» Data for this exercise:
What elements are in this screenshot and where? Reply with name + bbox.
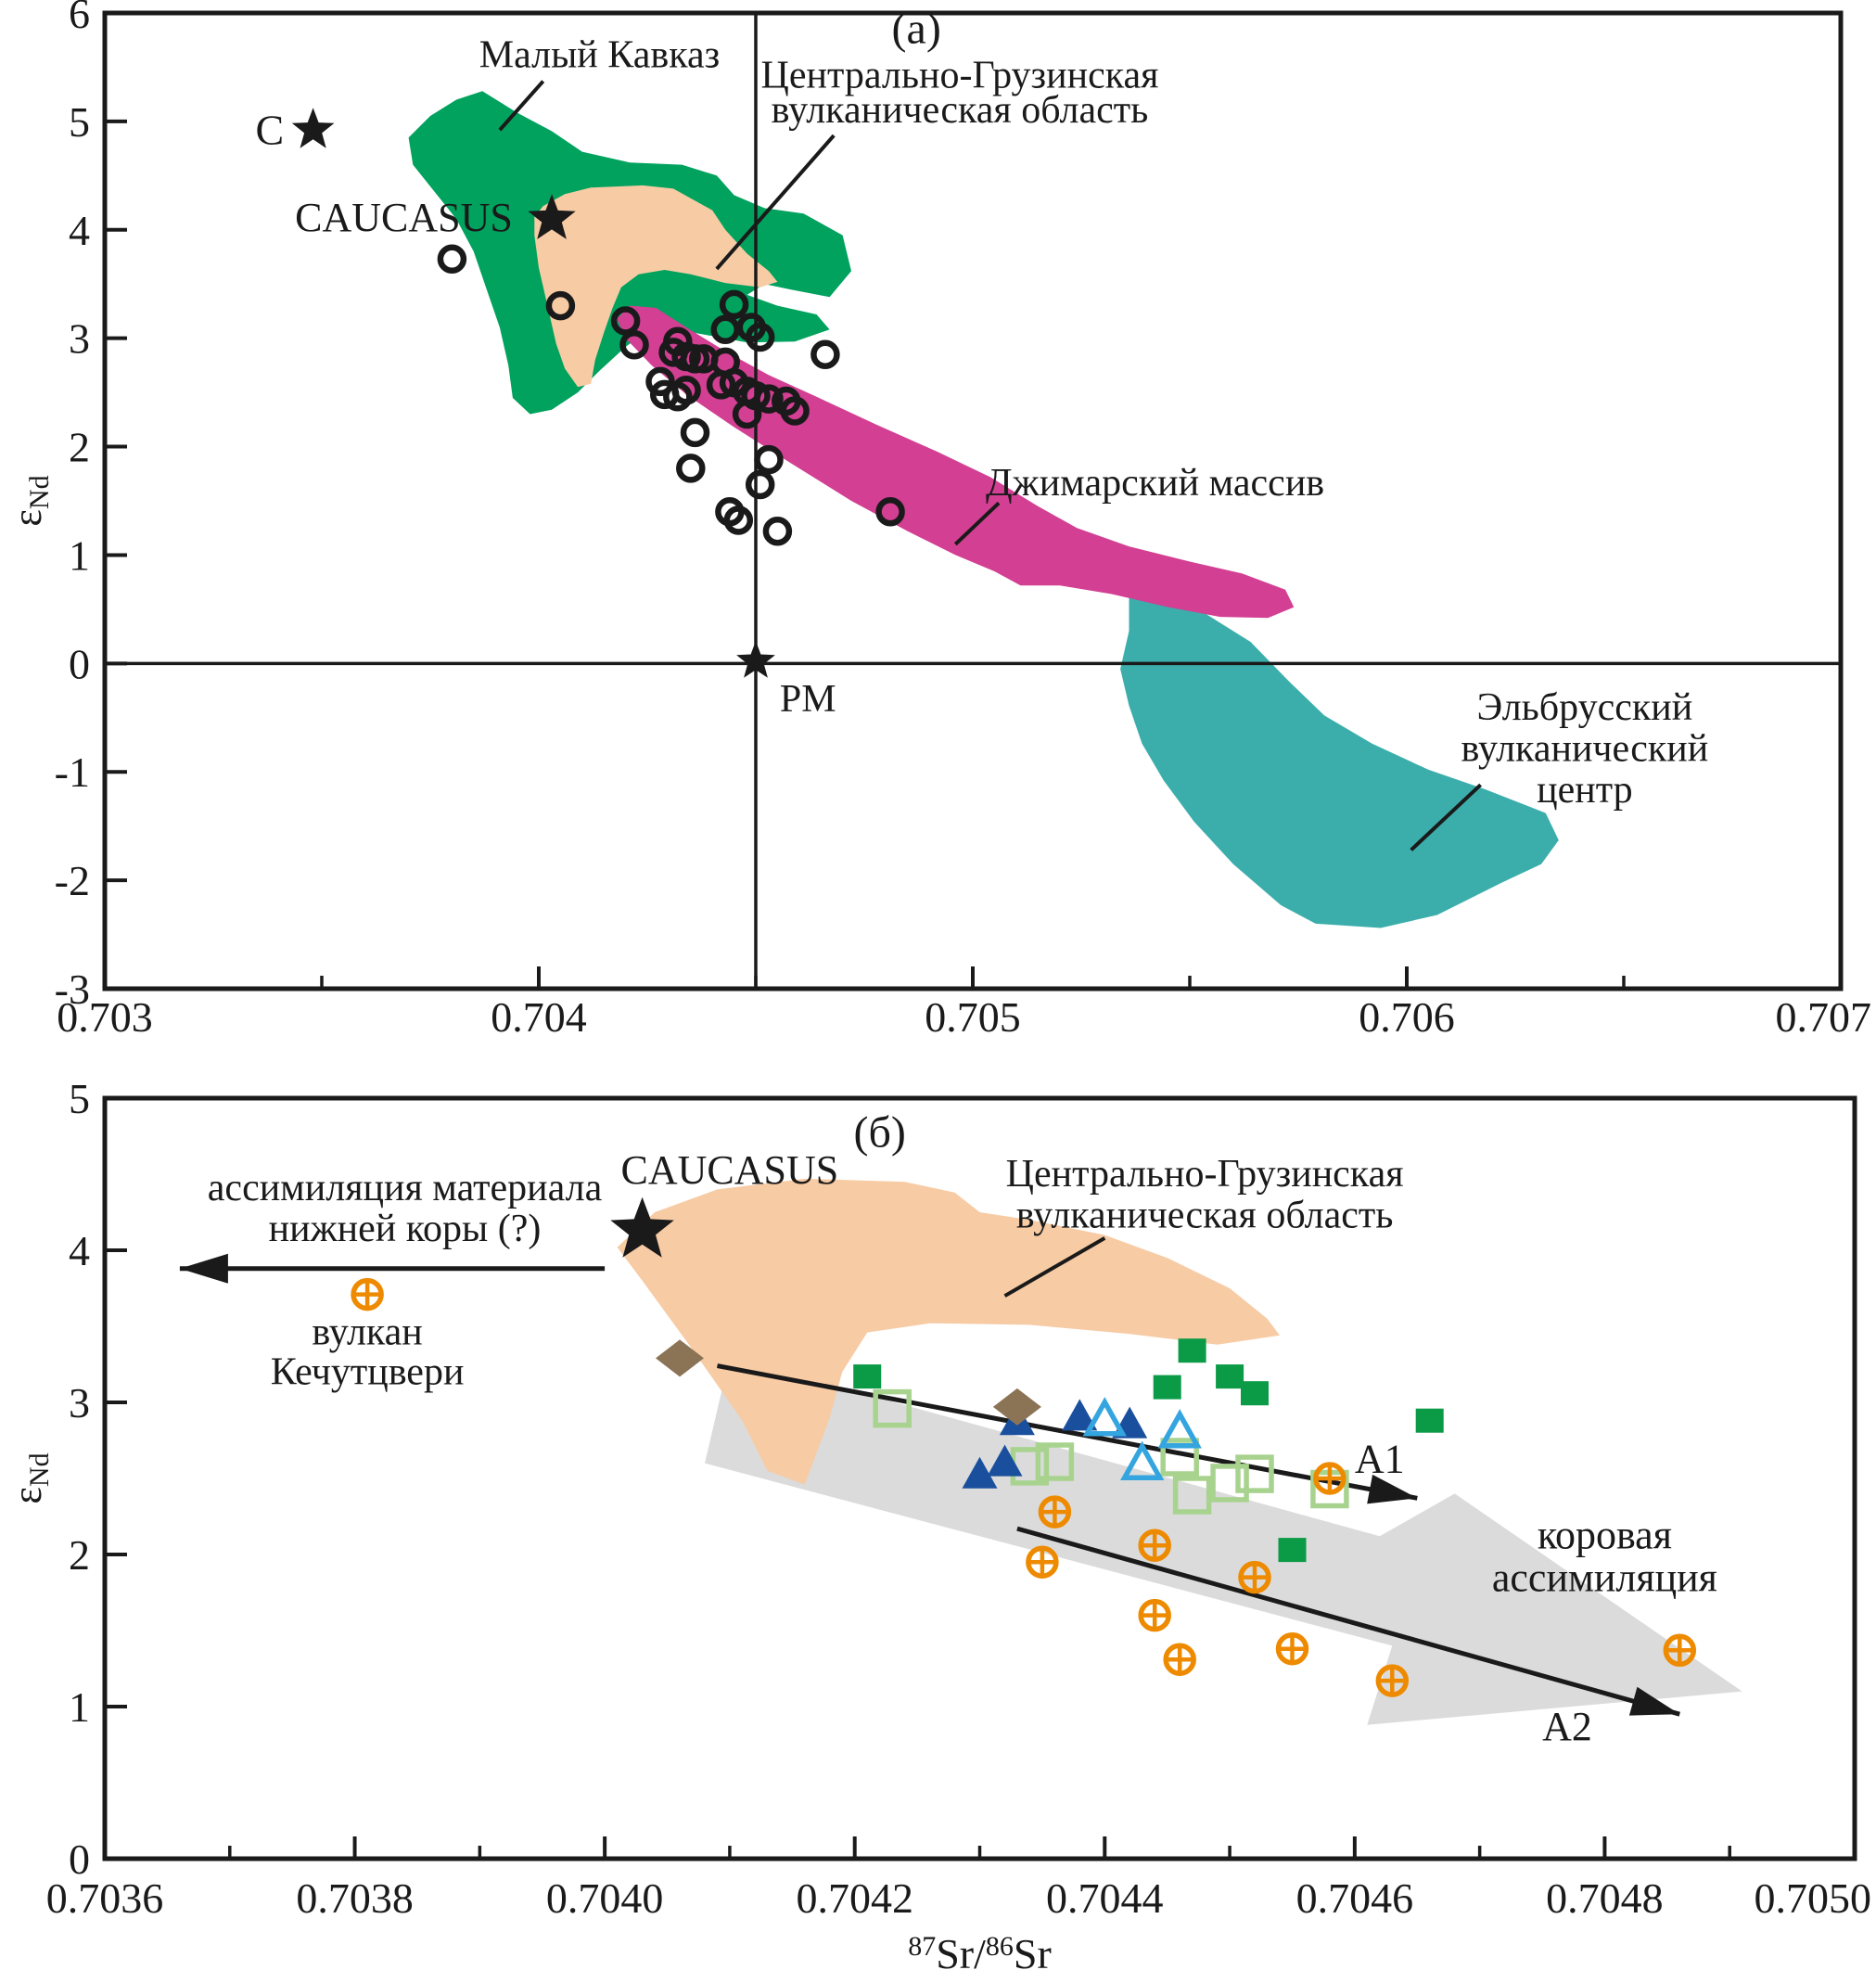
x-tick-label: 0.7038 [296,1874,414,1922]
leader-cgvo-b [1003,1236,1106,1298]
panel-letter-b: (б) [854,1108,906,1158]
label-maly-kavkaz: Малый Кавказ [479,33,720,76]
series-brown-diamonds [656,1339,1041,1426]
y-axis-label: εNd [5,475,55,526]
region-crustal-assimilation-band-arrow [705,1356,1742,1725]
panel-a-srnd-diagram: 0.703 0.704 0.705 0.706 0.707 6 5 4 3 2 1 0 -1 -2 -3 εN… [5,0,1872,1041]
y-tick-label: 3 [69,315,90,363]
label-a2: A2 [1542,1704,1592,1749]
x-tick-label: 0.707 [1776,993,1872,1041]
region-elbrus-volcanic-center [1120,566,1559,928]
x-tick-label: 0.7050 [1755,1874,1872,1922]
x-tick-label: 0.7044 [1046,1874,1164,1922]
y-tick-label: 6 [69,0,90,37]
label-cgvo-line2: вулканическая область [772,89,1149,132]
y-tick-label: 0 [69,640,90,687]
y-tick-label: 4 [69,207,90,254]
x-tick-label: 0.7040 [546,1874,664,1922]
label-assim-line1: ассимиляция материала [208,1167,603,1209]
y-tick-label: 5 [69,98,90,146]
series-orange-crossed-circles [351,1277,1697,1697]
arrow-a1 [717,1363,1418,1504]
x-tick-label: 0.703 [57,993,153,1041]
label-caucasus-b: CAUCASUS [621,1147,839,1193]
label-a1: A1 [1355,1436,1405,1481]
x-tick-label: 0.7042 [796,1874,913,1922]
label-cgvo-b-line1: Центрально-Грузинская [1006,1153,1404,1196]
label-elbrus-line3: центр [1537,769,1632,812]
y-tick-label: 5 [69,1075,90,1122]
leader-maly-kavkaz [498,80,545,132]
y-tick-label: 1 [69,1683,90,1731]
x-tick-label: 0.7036 [46,1874,164,1922]
star-pm [736,641,775,678]
leader-elbrus [1410,783,1482,851]
x-tick-label: 0.705 [925,993,1021,1041]
x-tick-label: 0.7046 [1296,1874,1414,1922]
y-tick-label: 3 [69,1379,90,1426]
leader-dzhimarsky [953,501,1001,546]
series-green-open-squares [873,1388,1349,1515]
label-pm: PM [780,678,836,721]
label-elbrus-line1: Эльбрусский [1477,686,1693,729]
region-dzhimarsky-massif [617,305,1295,619]
panel-b-srnd-diagram: 0.7036 0.7038 0.7040 0.7042 0.7044 0.7046 0.70… [5,1075,1872,1970]
y-tick-label: 1 [69,531,90,579]
label-kechut-line2: Кечутцвери [271,1350,465,1393]
y-tick-label: 2 [69,424,90,471]
label-caucasus-a: CAUCASUS [295,195,513,240]
star-caucasus-a [528,194,576,239]
region-central-georgian-area [534,185,778,388]
x-tick-label: 0.704 [491,993,587,1041]
label-cgvo-b-line2: вулканическая область [1016,1194,1394,1236]
region-central-georgian-area-b [617,1178,1280,1485]
y-tick-label: -1 [55,748,90,796]
y-tick-label: -2 [55,857,90,904]
y-axis-label: εNd [5,1452,55,1503]
label-dzhimarsky: Джимарский массив [986,462,1324,505]
arrow-a2 [1016,1526,1680,1717]
star-c [291,108,335,148]
y-tick-label: 0 [69,1836,90,1883]
leader-cgvo [715,134,836,271]
y-tick-label: 4 [69,1227,90,1274]
series-blue-open-triangles [1082,1397,1202,1480]
y-tick-label: 2 [69,1531,90,1579]
panel-letter-a: (а) [892,5,941,54]
x-tick-label: 0.706 [1359,993,1455,1041]
x-axis-title: 87Sr/86Sr [908,1930,1052,1970]
series-green-filled-squares [853,1338,1444,1563]
arrow-lower-crust-assimilation [179,1253,606,1284]
label-crustal-line1: коровая [1538,1512,1672,1557]
series-samples-open-circles [437,244,905,546]
label-crustal-line2: ассимиляция [1492,1554,1717,1600]
y-tick-label: -3 [55,966,90,1013]
label-kechut-line1: вулкан [312,1311,422,1354]
label-c: C [255,106,284,153]
label-elbrus-line2: вулканический [1461,728,1709,771]
star-caucasus-b [610,1196,674,1258]
label-assim-line2: нижней коры (?) [269,1208,542,1250]
label-cgvo-line1: Центрально-Грузинская [761,55,1159,97]
x-tick-label: 0.7048 [1546,1874,1664,1922]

» Work instructions: Convert every line of the data above into a Markdown table with two columns, No. and Text, giving each line its row number and skipping blank lines. Leave the pictures out of the table.

» Written answer:
| No. | Text |
|---|---|
| 1 | What elements are in this screenshot and where? Reply with name + bbox. |
| 2 | x-tick-label: 0.7038 [296,1874,414,1922] |
| 3 | leader-cgvo-b [1003,1236,1106,1298] |
| 4 | panel-letter-b: (б) [854,1108,906,1158] |
| 5 | label-maly-kavkaz: Малый Кавказ [479,33,720,76] |
| 6 | series-brown-diamonds [656,1339,1041,1426] |
| 7 | y-axis-label: εNd [5,475,55,526] |
| 8 | region-crustal-assimilation-band-arrow [705,1356,1742,1725] |
| 9 | panel-a-srnd-diagram: 0.703 0.704 0.705 0.706 0.707 6 5 4 3 2 1 0 -1 -2 -3 εN… [5,0,1872,1041] |
| 10 | y-tick-label: 3 [69,315,90,363] |
| 11 | label-a2: A2 [1542,1704,1592,1749] |
| 12 | x-tick-label: 0.707 [1776,993,1872,1041] |
| 13 | region-elbrus-volcanic-center [1120,566,1559,928] |
| 14 | x-tick-label: 0.7050 [1755,1874,1872,1922] |
| 15 | x-tick-label: 0.7044 [1046,1874,1164,1922] |
| 16 | y-tick-label: 6 [69,0,90,37] |
| 17 | label-cgvo-line2: вулканическая область [772,89,1149,132] |
| 18 | y-tick-label: 0 [69,640,90,687] |
| 19 | y-tick-label: 4 [69,207,90,254] |
| 20 | x-tick-label: 0.7040 [546,1874,664,1922] |
| 21 | label-assim-line1: ассимиляция материала [208,1167,603,1209] |
| 22 | y-tick-label: 5 [69,98,90,146] |
| 23 | series-orange-crossed-circles [351,1277,1697,1697] |
| 24 | arrow-a1 [717,1363,1418,1504] |
| 25 | x-tick-label: 0.703 [57,993,153,1041] |
| 26 | label-caucasus-b: CAUCASUS [621,1147,839,1193] |
| 27 | label-a1: A1 [1355,1436,1405,1481] |
| 28 | x-tick-label: 0.7042 [796,1874,913,1922] |
| 29 | label-cgvo-b-line1: Центрально-Грузинская [1006,1153,1404,1196] |
| 30 | label-elbrus-line3: центр [1537,769,1632,812] |
| 31 | y-tick-label: 5 [69,1075,90,1122] |
| 32 | leader-maly-kavkaz [498,80,545,132] |
| 33 | y-tick-label: 1 [69,1683,90,1731] |
| 34 | x-tick-label: 0.7036 [46,1874,164,1922] |
| 35 | star-pm [736,641,775,678] |
| 36 | leader-elbrus [1410,783,1482,851] |
| 37 | x-tick-label: 0.705 [925,993,1021,1041] |
| 38 | x-tick-label: 0.7046 [1296,1874,1414,1922] |
| 39 | y-tick-label: 3 [69,1379,90,1426] |
| 40 | leader-dzhimarsky [953,501,1001,546] |
| 41 | series-green-open-squares [873,1388,1349,1515] |
| 42 | label-pm: PM [780,678,836,721] |
| 43 | label-elbrus-line1: Эльбрусский [1477,686,1693,729] |
| 44 | region-dzhimarsky-massif [617,305,1295,619] |
| 45 | panel-b-srnd-diagram: 0.7036 0.7038 0.7040 0.7042 0.7044 0.7046 0.70… [5,1075,1872,1970] |
| 46 | y-tick-label: 1 [69,531,90,579] |
| 47 | label-kechut-line2: Кечутцвери [271,1350,465,1393] |
| 48 | y-tick-label: 2 [69,424,90,471] |
| 49 | label-caucasus-a: CAUCASUS [295,195,513,240] |
| 50 | star-caucasus-a [528,194,576,239] |
| 51 | region-central-georgian-area [534,185,778,388] |
| 52 | x-tick-label: 0.704 [491,993,587,1041] |
| 53 | label-cgvo-b-line2: вулканическая область [1016,1194,1394,1236] |
| 54 | region-central-georgian-area-b [617,1178,1280,1485] |
| 55 | y-tick-label: -1 [55,748,90,796] |
| 56 | y-tick-label: -2 [55,857,90,904] |
| 57 | y-axis-label: εNd [5,1452,55,1503] |
| 58 | label-dzhimarsky: Джимарский массив [986,462,1324,505] |
| 59 | arrow-a2 [1016,1526,1680,1717] |
| 60 | star-c [291,108,335,148] |
| 61 | y-tick-label: 0 [69,1836,90,1883] |
| 62 | leader-cgvo [715,134,836,271] |
| 63 | y-tick-label: 4 [69,1227,90,1274] |
| 64 | series-blue-open-triangles [1082,1397,1202,1480] |
| 65 | y-tick-label: 2 [69,1531,90,1579] |
| 66 | panel-letter-a: (а) [892,5,941,54] |
| 67 | x-tick-label: 0.706 [1359,993,1455,1041] |
| 68 | x-axis-title: 87Sr/86Sr [908,1930,1052,1970] |
| 69 | series-green-filled-squares [853,1338,1444,1563] |
| 70 | arrow-lower-crust-assimilation [179,1253,606,1284] |
| 71 | label-crustal-line1: коровая [1538,1512,1672,1557] |
| 72 | series-samples-open-circles [437,244,905,546] |
| 73 | label-crustal-line2: ассимиляция [1492,1554,1717,1600] |
| 74 | y-tick-label: -3 [55,966,90,1013] |
| 75 | label-kechut-line1: вулкан [312,1311,422,1354] |
| 76 | label-c: C [255,106,284,153] |
| 77 | label-elbrus-line2: вулканический [1461,728,1709,771] |
| 78 | star-caucasus-b [610,1196,674,1258] |
| 79 | label-assim-line2: нижней коры (?) [269,1208,542,1250] |
| 80 | label-cgvo-line1: Центрально-Грузинская [761,55,1159,97] |
| 81 | x-tick-label: 0.7048 [1546,1874,1664,1922] |